• _Data shown_:
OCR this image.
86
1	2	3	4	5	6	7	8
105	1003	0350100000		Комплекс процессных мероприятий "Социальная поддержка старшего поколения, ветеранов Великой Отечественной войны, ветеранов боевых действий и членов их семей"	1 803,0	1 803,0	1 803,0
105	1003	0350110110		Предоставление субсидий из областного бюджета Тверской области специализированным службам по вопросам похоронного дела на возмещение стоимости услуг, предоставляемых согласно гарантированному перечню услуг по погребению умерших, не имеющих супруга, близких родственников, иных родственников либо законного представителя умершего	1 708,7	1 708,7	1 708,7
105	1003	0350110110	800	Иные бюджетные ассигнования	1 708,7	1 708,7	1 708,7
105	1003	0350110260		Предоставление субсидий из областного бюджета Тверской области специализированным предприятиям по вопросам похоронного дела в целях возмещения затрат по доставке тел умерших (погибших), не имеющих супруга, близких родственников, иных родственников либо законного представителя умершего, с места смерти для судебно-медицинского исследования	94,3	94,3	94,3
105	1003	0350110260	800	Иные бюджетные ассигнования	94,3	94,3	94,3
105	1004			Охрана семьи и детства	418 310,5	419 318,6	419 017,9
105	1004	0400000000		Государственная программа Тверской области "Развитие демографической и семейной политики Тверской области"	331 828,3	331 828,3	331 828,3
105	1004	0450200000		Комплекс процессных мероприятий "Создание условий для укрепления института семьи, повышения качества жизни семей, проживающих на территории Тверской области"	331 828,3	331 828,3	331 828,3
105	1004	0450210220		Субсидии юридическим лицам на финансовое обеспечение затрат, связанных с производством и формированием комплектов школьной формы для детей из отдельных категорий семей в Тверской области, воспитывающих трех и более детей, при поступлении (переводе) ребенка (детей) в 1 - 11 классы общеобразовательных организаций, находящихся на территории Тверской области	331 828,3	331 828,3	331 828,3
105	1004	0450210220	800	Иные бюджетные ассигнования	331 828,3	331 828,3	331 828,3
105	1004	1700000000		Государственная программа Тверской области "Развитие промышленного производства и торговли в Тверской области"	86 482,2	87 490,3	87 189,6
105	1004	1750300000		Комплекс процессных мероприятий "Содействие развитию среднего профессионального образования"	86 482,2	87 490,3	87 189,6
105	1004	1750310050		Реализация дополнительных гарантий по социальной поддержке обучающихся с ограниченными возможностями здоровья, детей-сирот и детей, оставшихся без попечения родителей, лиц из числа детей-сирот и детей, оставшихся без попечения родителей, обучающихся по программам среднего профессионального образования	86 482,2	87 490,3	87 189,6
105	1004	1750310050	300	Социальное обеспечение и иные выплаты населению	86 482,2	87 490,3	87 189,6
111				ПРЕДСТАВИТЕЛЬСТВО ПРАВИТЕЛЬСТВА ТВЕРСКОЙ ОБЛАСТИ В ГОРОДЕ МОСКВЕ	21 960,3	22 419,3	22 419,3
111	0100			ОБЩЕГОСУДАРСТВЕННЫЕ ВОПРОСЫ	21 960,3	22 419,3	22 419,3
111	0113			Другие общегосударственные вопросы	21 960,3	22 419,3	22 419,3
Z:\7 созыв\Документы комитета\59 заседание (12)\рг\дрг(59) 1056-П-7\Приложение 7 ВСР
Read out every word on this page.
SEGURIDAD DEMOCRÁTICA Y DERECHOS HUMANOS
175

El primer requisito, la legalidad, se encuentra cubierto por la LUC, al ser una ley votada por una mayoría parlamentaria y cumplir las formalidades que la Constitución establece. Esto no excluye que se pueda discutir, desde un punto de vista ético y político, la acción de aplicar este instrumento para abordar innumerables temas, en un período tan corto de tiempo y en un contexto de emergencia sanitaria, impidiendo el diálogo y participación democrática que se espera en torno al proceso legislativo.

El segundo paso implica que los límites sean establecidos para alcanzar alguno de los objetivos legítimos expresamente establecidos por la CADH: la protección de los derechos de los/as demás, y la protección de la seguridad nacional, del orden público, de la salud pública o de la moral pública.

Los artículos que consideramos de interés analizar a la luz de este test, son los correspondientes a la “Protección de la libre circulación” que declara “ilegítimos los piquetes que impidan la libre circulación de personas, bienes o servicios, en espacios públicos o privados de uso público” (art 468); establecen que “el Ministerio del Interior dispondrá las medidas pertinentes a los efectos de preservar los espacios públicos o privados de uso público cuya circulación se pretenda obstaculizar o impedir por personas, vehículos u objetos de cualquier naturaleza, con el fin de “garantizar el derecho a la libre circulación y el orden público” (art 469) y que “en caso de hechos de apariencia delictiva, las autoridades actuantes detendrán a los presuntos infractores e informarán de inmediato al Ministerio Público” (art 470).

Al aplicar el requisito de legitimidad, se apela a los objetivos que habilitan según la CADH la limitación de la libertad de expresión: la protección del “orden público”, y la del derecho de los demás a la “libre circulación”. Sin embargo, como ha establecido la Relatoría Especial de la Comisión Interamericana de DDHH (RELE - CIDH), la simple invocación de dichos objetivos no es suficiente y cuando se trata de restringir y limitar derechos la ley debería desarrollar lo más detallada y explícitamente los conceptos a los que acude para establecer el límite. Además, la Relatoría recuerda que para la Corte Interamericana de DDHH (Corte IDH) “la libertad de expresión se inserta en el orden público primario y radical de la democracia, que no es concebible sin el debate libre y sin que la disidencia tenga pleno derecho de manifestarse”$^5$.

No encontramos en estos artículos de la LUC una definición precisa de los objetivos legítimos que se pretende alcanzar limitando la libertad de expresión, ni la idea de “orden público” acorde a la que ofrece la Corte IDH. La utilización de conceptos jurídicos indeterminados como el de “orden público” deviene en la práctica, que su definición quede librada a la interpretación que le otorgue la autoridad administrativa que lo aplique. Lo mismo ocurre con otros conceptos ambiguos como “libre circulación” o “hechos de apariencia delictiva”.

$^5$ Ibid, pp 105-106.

• _What is being asked_: Work through the records above line by line and count those that hold the string "родственников". Give only the result.

• _Exercise output_: 2